Leave out any pictures and transcribe all other data below exactly.

[Material shown]:
◇ ◇ ◇ ◇ ◇ ◇ ◇

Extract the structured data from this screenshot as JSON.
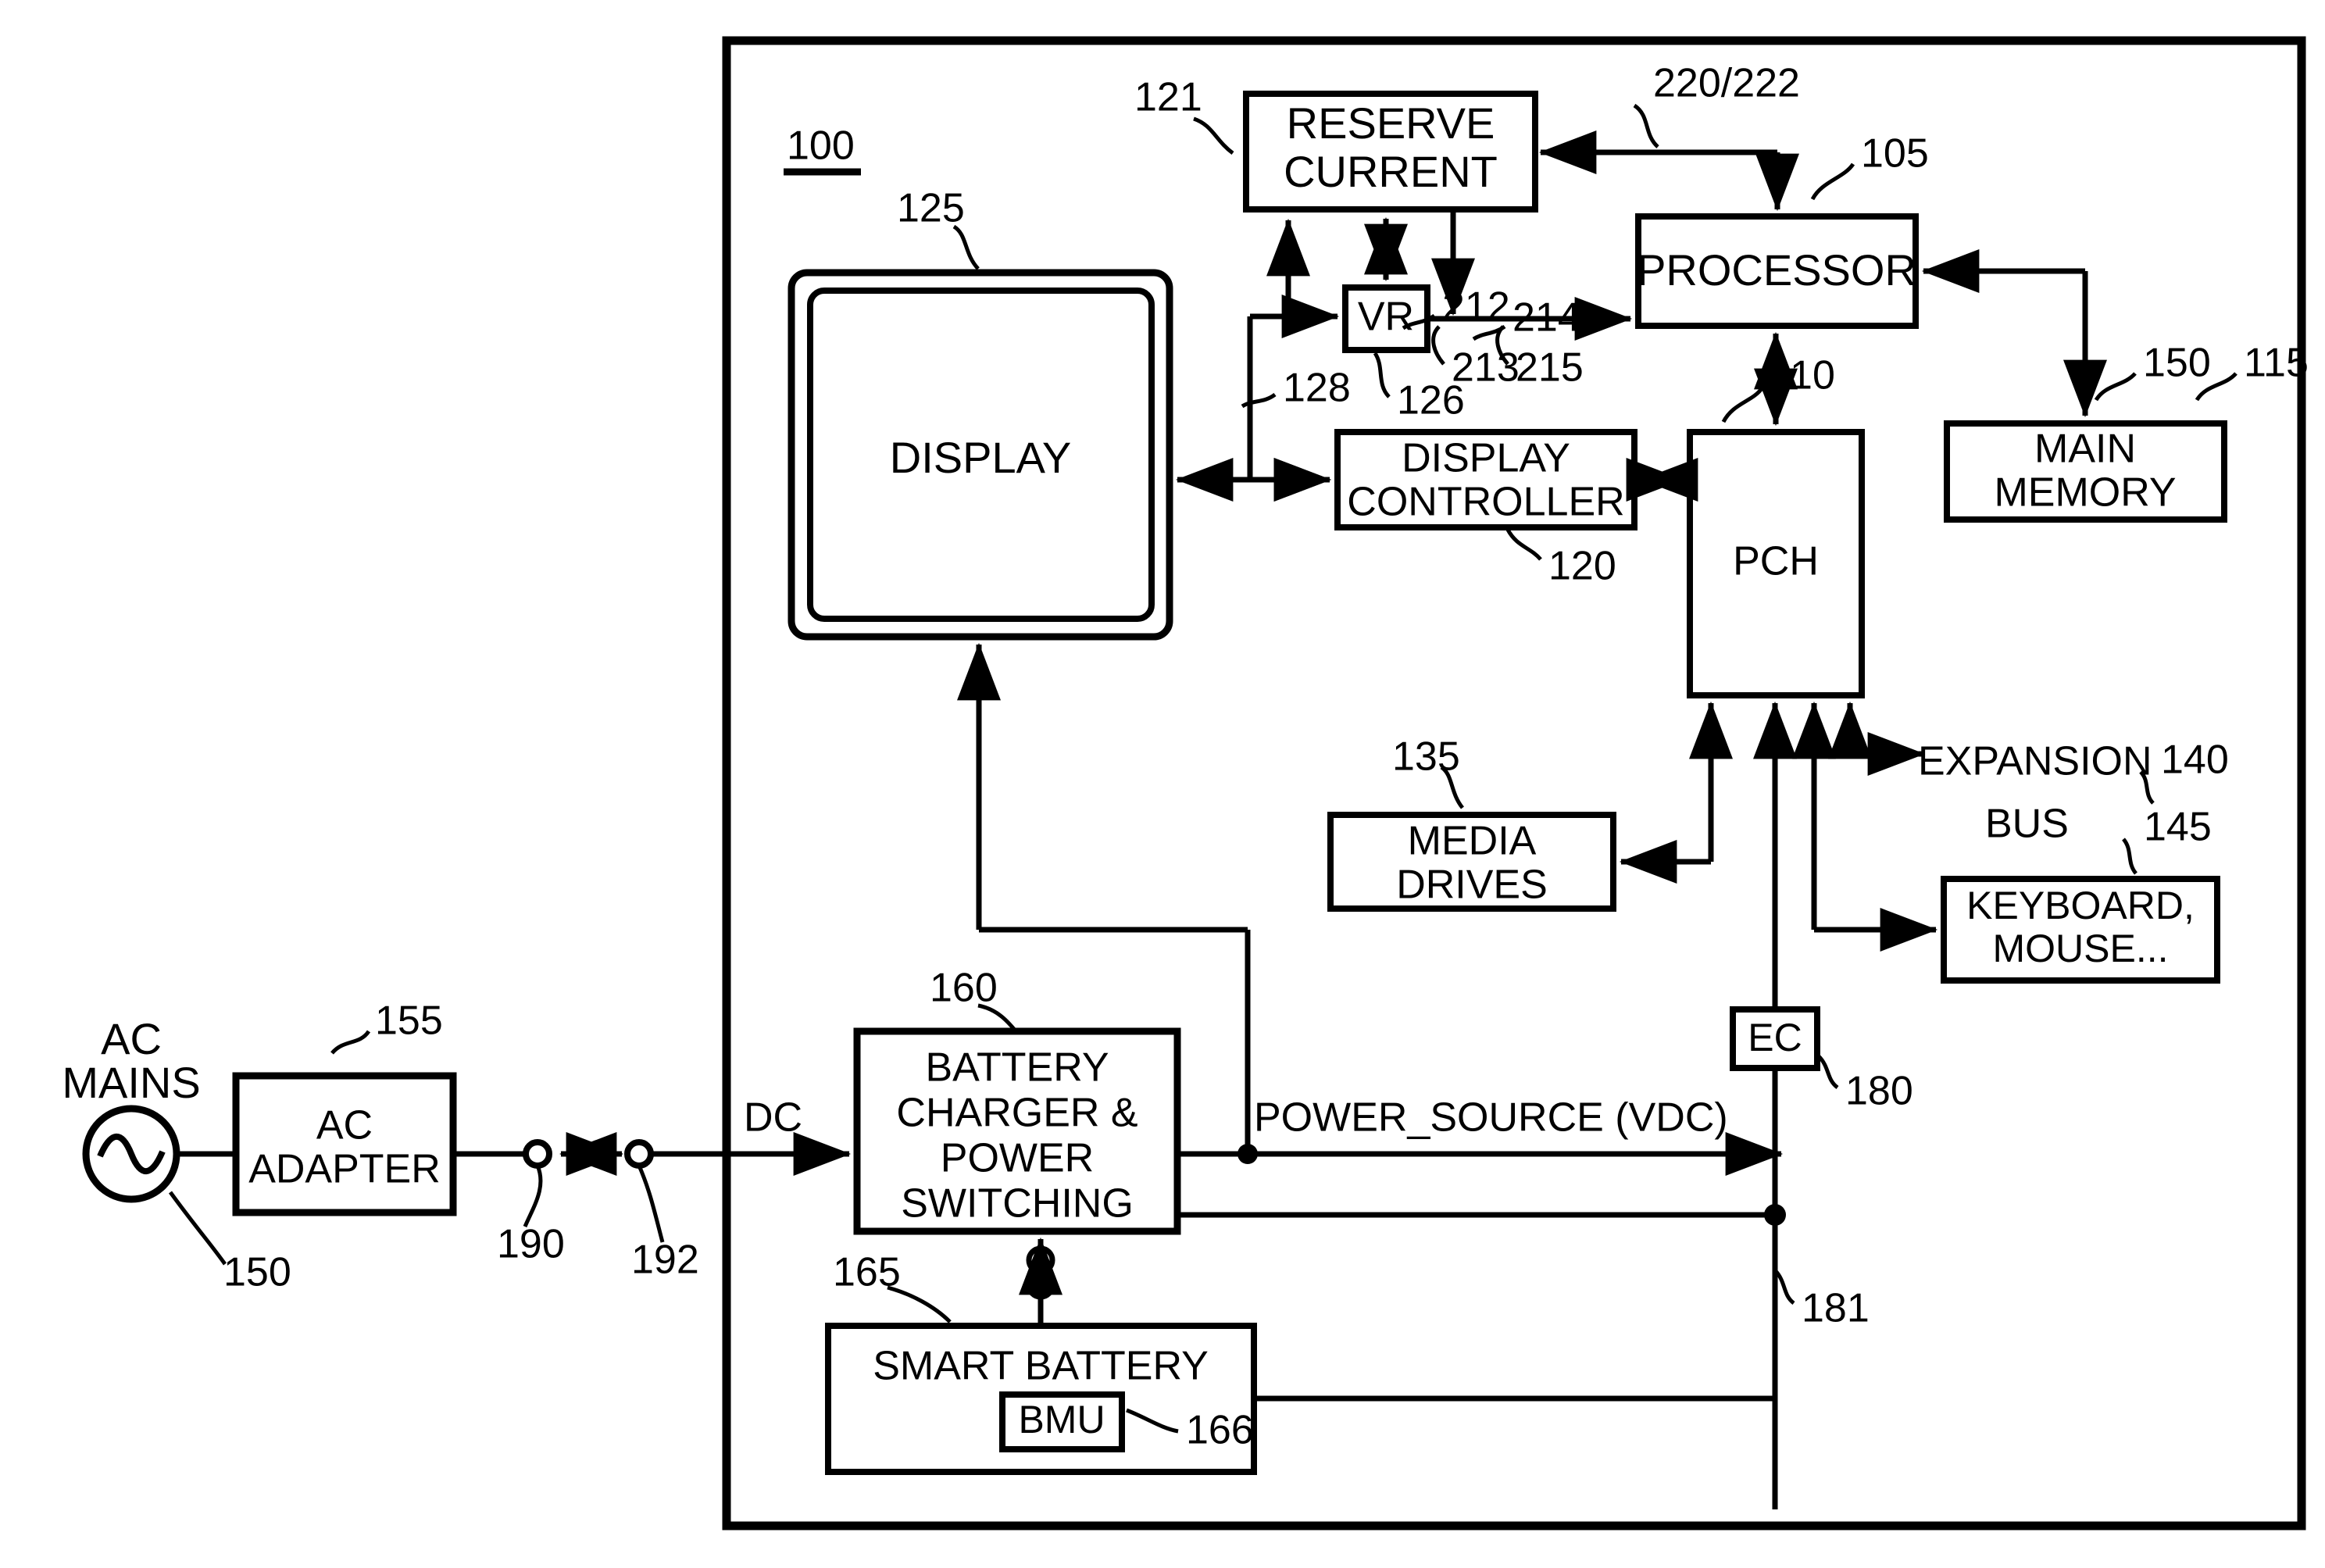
{
  "figure": {
    "type": "patent-block-diagram",
    "system_ref": "100"
  },
  "blocks": [
    {
      "id": "reserve-current",
      "label_line1": "RESERVE",
      "label_line2": "CURRENT",
      "ref": "121"
    },
    {
      "id": "processor",
      "label_line1": "PROCESSOR",
      "label_line2": "",
      "ref": "105"
    },
    {
      "id": "main-memory",
      "label_line1": "MAIN",
      "label_line2": "MEMORY",
      "ref": "115"
    },
    {
      "id": "vr",
      "label_line1": "VR",
      "label_line2": "",
      "ref": "126"
    },
    {
      "id": "display",
      "label_line1": "DISPLAY",
      "label_line2": "",
      "ref": "125"
    },
    {
      "id": "display-controller",
      "label_line1": "DISPLAY",
      "label_line2": "CONTROLLER",
      "ref": "120"
    },
    {
      "id": "pch",
      "label_line1": "PCH",
      "label_line2": "",
      "ref": "110"
    },
    {
      "id": "media-drives",
      "label_line1": "MEDIA",
      "label_line2": "DRIVES",
      "ref": "135"
    },
    {
      "id": "keyboard-mouse",
      "label_line1": "KEYBOARD,",
      "label_line2": "MOUSE...",
      "ref": "145"
    },
    {
      "id": "ac-adapter",
      "label_line1": "AC",
      "label_line2": "ADAPTER",
      "ref": "155"
    },
    {
      "id": "battery-charger",
      "label_line1": "BATTERY",
      "label_line2": "CHARGER &",
      "label_line3": "POWER",
      "label_line4": "SWITCHING",
      "ref": "160"
    },
    {
      "id": "smart-battery",
      "label_line1": "SMART BATTERY",
      "label_line2": "",
      "ref": "165"
    },
    {
      "id": "bmu",
      "label_line1": "BMU",
      "label_line2": "",
      "ref": "166"
    },
    {
      "id": "ec",
      "label_line1": "EC",
      "label_line2": "",
      "ref": "180"
    }
  ],
  "labels": {
    "system": "100",
    "ac_mains_line1": "AC",
    "ac_mains_line2": "MAINS",
    "ac_mains_ref": "150",
    "ac_adapter_ref": "155",
    "ac_adapter_l1": "AC",
    "ac_adapter_l2": "ADAPTER",
    "connector_190": "190",
    "connector_192": "192",
    "dc": "DC",
    "power_source": "POWER_SOURCE (VDC)",
    "battery_charger_ref": "160",
    "bc_l1": "BATTERY",
    "bc_l2": "CHARGER &",
    "bc_l3": "POWER",
    "bc_l4": "SWITCHING",
    "smart_battery": "SMART BATTERY",
    "smart_battery_ref": "165",
    "bmu": "BMU",
    "bmu_ref": "166",
    "ec": "EC",
    "ec_ref": "180",
    "ec_line_ref": "181",
    "reserve_l1": "RESERVE",
    "reserve_l2": "CURRENT",
    "reserve_ref": "121",
    "ref_220_222": "220/222",
    "processor": "PROCESSOR",
    "processor_ref": "105",
    "main_memory_l1": "MAIN",
    "main_memory_l2": "MEMORY",
    "main_memory_ref": "115",
    "memory_bus_ref": "150",
    "vr": "VR",
    "vr_ref": "126",
    "ref_212": "212",
    "ref_213": "213",
    "ref_214": "214",
    "ref_215": "215",
    "ref_128": "128",
    "display": "DISPLAY",
    "display_ref": "125",
    "display_controller_l1": "DISPLAY",
    "display_controller_l2": "CONTROLLER",
    "display_controller_ref": "120",
    "pch": "PCH",
    "pch_ref": "110",
    "media_l1": "MEDIA",
    "media_l2": "DRIVES",
    "media_ref": "135",
    "expansion_l1": "EXPANSION",
    "expansion_l2": "BUS",
    "expansion_ref": "140",
    "keyboard_l1": "KEYBOARD,",
    "keyboard_l2": "MOUSE...",
    "keyboard_ref": "145"
  },
  "colors": {
    "stroke": "#000000",
    "background": "#ffffff"
  }
}
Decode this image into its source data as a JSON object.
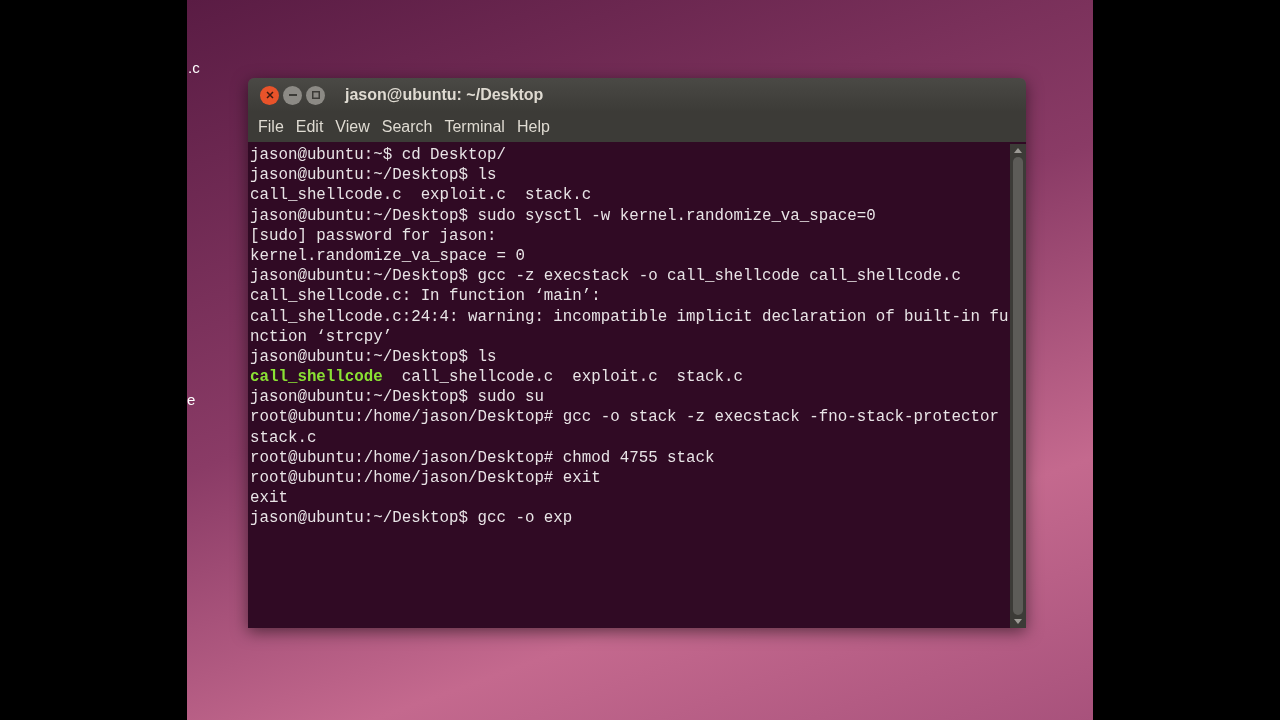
{
  "desktop": {
    "icon_labels": [
      ".c",
      "e"
    ]
  },
  "window": {
    "title": "jason@ubuntu: ~/Desktop",
    "menu": [
      "File",
      "Edit",
      "View",
      "Search",
      "Terminal",
      "Help"
    ],
    "lines": [
      [
        {
          "text": "jason@ubuntu:~$ cd Desktop/",
          "kind": "plain"
        }
      ],
      [
        {
          "text": "jason@ubuntu:~/Desktop$ ls",
          "kind": "plain"
        }
      ],
      [
        {
          "text": "call_shellcode.c  exploit.c  stack.c",
          "kind": "plain"
        }
      ],
      [
        {
          "text": "jason@ubuntu:~/Desktop$ sudo sysctl -w kernel.randomize_va_space=0",
          "kind": "plain"
        }
      ],
      [
        {
          "text": "[sudo] password for jason:",
          "kind": "plain"
        }
      ],
      [
        {
          "text": "kernel.randomize_va_space = 0",
          "kind": "plain"
        }
      ],
      [
        {
          "text": "jason@ubuntu:~/Desktop$ gcc -z execstack -o call_shellcode call_shellcode.c",
          "kind": "plain"
        }
      ],
      [
        {
          "text": "call_shellcode.c: In function ‘main’:",
          "kind": "plain"
        }
      ],
      [
        {
          "text": "call_shellcode.c:24:4: warning: incompatible implicit declaration of built-in fu",
          "kind": "plain"
        }
      ],
      [
        {
          "text": "nction ‘strcpy’",
          "kind": "plain"
        }
      ],
      [
        {
          "text": "jason@ubuntu:~/Desktop$ ls",
          "kind": "plain"
        }
      ],
      [
        {
          "text": "call_shellcode",
          "kind": "executable"
        },
        {
          "text": "  call_shellcode.c  exploit.c  stack.c",
          "kind": "plain"
        }
      ],
      [
        {
          "text": "jason@ubuntu:~/Desktop$ sudo su",
          "kind": "plain"
        }
      ],
      [
        {
          "text": "root@ubuntu:/home/jason/Desktop# gcc -o stack -z execstack -fno-stack-protector",
          "kind": "plain"
        }
      ],
      [
        {
          "text": "stack.c",
          "kind": "plain"
        }
      ],
      [
        {
          "text": "root@ubuntu:/home/jason/Desktop# chmod 4755 stack",
          "kind": "plain"
        }
      ],
      [
        {
          "text": "root@ubuntu:/home/jason/Desktop# exit",
          "kind": "plain"
        }
      ],
      [
        {
          "text": "exit",
          "kind": "plain"
        }
      ],
      [
        {
          "text": "jason@ubuntu:~/Desktop$ gcc -o exp",
          "kind": "plain"
        }
      ]
    ]
  }
}
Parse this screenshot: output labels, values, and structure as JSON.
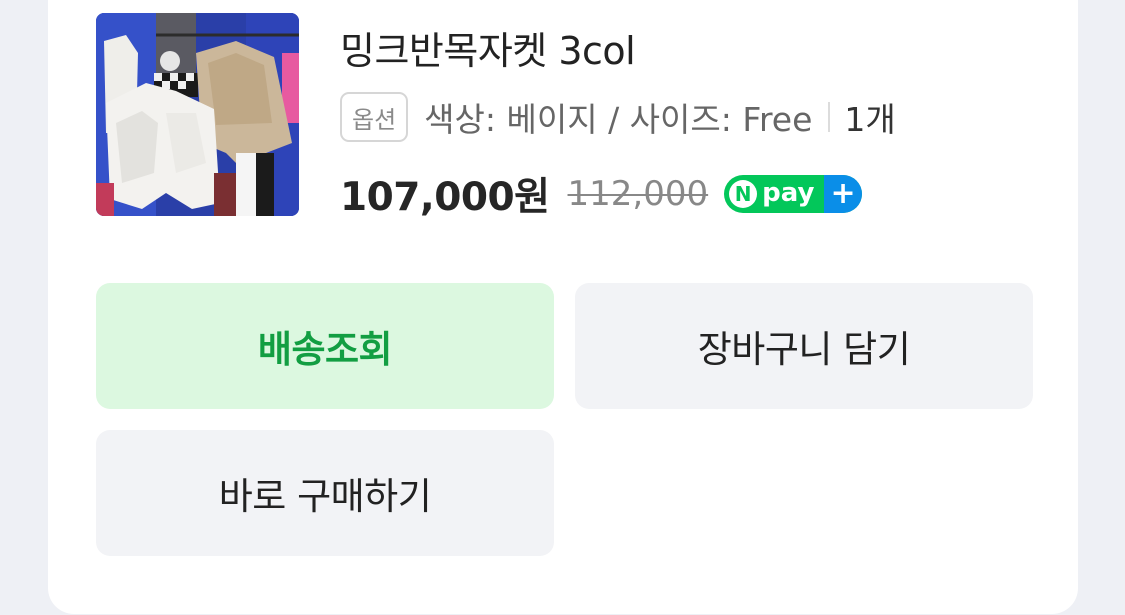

◇ ◇ ◇ ◇ ◇ ◇ ◇

[Output]:
Extract the structured data from this screenshot as JSON.
{
  "figure": {
    "type": "patent-block-diagram",
    "system_ref": "100"
  },
  "blocks": [
    {
      "id": "reserve-current",
      "label_line1": "RESERVE",
      "label_line2": "CURRENT",
      "ref": "121"
    },
    {
      "id": "processor",
      "label_line1": "PROCESSOR",
      "label_line2": "",
      "ref": "105"
    },
    {
      "id": "main-memory",
      "label_line1": "MAIN",
      "label_line2": "MEMORY",
      "ref": "115"
    },
    {
      "id": "vr",
      "label_line1": "VR",
      "label_line2": "",
      "ref": "126"
    },
    {
      "id": "display",
      "label_line1": "DISPLAY",
      "label_line2": "",
      "ref": "125"
    },
    {
      "id": "display-controller",
      "label_line1": "DISPLAY",
      "label_line2": "CONTROLLER",
      "ref": "120"
    },
    {
      "id": "pch",
      "label_line1": "PCH",
      "label_line2": "",
      "ref": "110"
    },
    {
      "id": "media-drives",
      "label_line1": "MEDIA",
      "label_line2": "DRIVES",
      "ref": "135"
    },
    {
      "id": "keyboard-mouse",
      "label_line1": "KEYBOARD,",
      "label_line2": "MOUSE...",
      "ref": "145"
    },
    {
      "id": "ac-adapter",
      "label_line1": "AC",
      "label_line2": "ADAPTER",
      "ref": "155"
    },
    {
      "id": "battery-charger",
      "label_line1": "BATTERY",
      "label_line2": "CHARGER &",
      "label_line3": "POWER",
      "label_line4": "SWITCHING",
      "ref": "160"
    },
    {
      "id": "smart-battery",
      "label_line1": "SMART BATTERY",
      "label_line2": "",
      "ref": "165"
    },
    {
      "id": "bmu",
      "label_line1": "BMU",
      "label_line2": "",
      "ref": "166"
    },
    {
      "id": "ec",
      "label_line1": "EC",
      "label_line2": "",
      "ref": "180"
    }
  ],
  "labels": {
    "system": "100",
    "ac_mains_line1": "AC",
    "ac_mains_line2": "MAINS",
    "ac_mains_ref": "150",
    "ac_adapter_ref": "155",
    "ac_adapter_l1": "AC",
    "ac_adapter_l2": "ADAPTER",
    "connector_190": "190",
    "connector_192": "192",
    "dc": "DC",
    "power_source": "POWER_SOURCE (VDC)",
    "battery_charger_ref": "160",
    "bc_l1": "BATTERY",
    "bc_l2": "CHARGER &",
    "bc_l3": "POWER",
    "bc_l4": "SWITCHING",
    "smart_battery": "SMART BATTERY",
    "smart_battery_ref": "165",
    "bmu": "BMU",
    "bmu_ref": "166",
    "ec": "EC",
    "ec_ref": "180",
    "ec_line_ref": "181",
    "reserve_l1": "RESERVE",
    "reserve_l2": "CURRENT",
    "reserve_ref": "121",
    "ref_220_222": "220/222",
    "processor": "PROCESSOR",
    "processor_ref": "105",
    "main_memory_l1": "MAIN",
    "main_memory_l2": "MEMORY",
    "main_memory_ref": "115",
    "memory_bus_ref": "150",
    "vr": "VR",
    "vr_ref": "126",
    "ref_212": "212",
    "ref_213": "213",
    "ref_214": "214",
    "ref_215": "215",
    "ref_128": "128",
    "display": "DISPLAY",
    "display_ref": "125",
    "display_controller_l1": "DISPLAY",
    "display_controller_l2": "CONTROLLER",
    "display_controller_ref": "120",
    "pch": "PCH",
    "pch_ref": "110",
    "media_l1": "MEDIA",
    "media_l2": "DRIVES",
    "media_ref": "135",
    "expansion_l1": "EXPANSION",
    "expansion_l2": "BUS",
    "expansion_ref": "140",
    "keyboard_l1": "KEYBOARD,",
    "keyboard_l2": "MOUSE...",
    "keyboard_ref": "145"
  },
  "colors": {
    "stroke": "#000000",
    "background": "#ffffff"
  }
}
Decode this image into its source data as a JSON object.
{
  "desktop": {
    "icon_labels": [
      ".c",
      "e"
    ]
  },
  "window": {
    "title": "jason@ubuntu: ~/Desktop",
    "menu": [
      "File",
      "Edit",
      "View",
      "Search",
      "Terminal",
      "Help"
    ],
    "lines": [
      [
        {
          "text": "jason@ubuntu:~$ cd Desktop/",
          "kind": "plain"
        }
      ],
      [
        {
          "text": "jason@ubuntu:~/Desktop$ ls",
          "kind": "plain"
        }
      ],
      [
        {
          "text": "call_shellcode.c  exploit.c  stack.c",
          "kind": "plain"
        }
      ],
      [
        {
          "text": "jason@ubuntu:~/Desktop$ sudo sysctl -w kernel.randomize_va_space=0",
          "kind": "plain"
        }
      ],
      [
        {
          "text": "[sudo] password for jason:",
          "kind": "plain"
        }
      ],
      [
        {
          "text": "kernel.randomize_va_space = 0",
          "kind": "plain"
        }
      ],
      [
        {
          "text": "jason@ubuntu:~/Desktop$ gcc -z execstack -o call_shellcode call_shellcode.c",
          "kind": "plain"
        }
      ],
      [
        {
          "text": "call_shellcode.c: In function ‘main’:",
          "kind": "plain"
        }
      ],
      [
        {
          "text": "call_shellcode.c:24:4: warning: incompatible implicit declaration of built-in fu",
          "kind": "plain"
        }
      ],
      [
        {
          "text": "nction ‘strcpy’",
          "kind": "plain"
        }
      ],
      [
        {
          "text": "jason@ubuntu:~/Desktop$ ls",
          "kind": "plain"
        }
      ],
      [
        {
          "text": "call_shellcode",
          "kind": "executable"
        },
        {
          "text": "  call_shellcode.c  exploit.c  stack.c",
          "kind": "plain"
        }
      ],
      [
        {
          "text": "jason@ubuntu:~/Desktop$ sudo su",
          "kind": "plain"
        }
      ],
      [
        {
          "text": "root@ubuntu:/home/jason/Desktop# gcc -o stack -z execstack -fno-stack-protector",
          "kind": "plain"
        }
      ],
      [
        {
          "text": "stack.c",
          "kind": "plain"
        }
      ],
      [
        {
          "text": "root@ubuntu:/home/jason/Desktop# chmod 4755 stack",
          "kind": "plain"
        }
      ],
      [
        {
          "text": "root@ubuntu:/home/jason/Desktop# exit",
          "kind": "plain"
        }
      ],
      [
        {
          "text": "exit",
          "kind": "plain"
        }
      ],
      [
        {
          "text": "jason@ubuntu:~/Desktop$ gcc -o exp",
          "kind": "plain"
        }
      ]
    ]
  }
}
Parse this screenshot: output labels, values, and structure as JSON.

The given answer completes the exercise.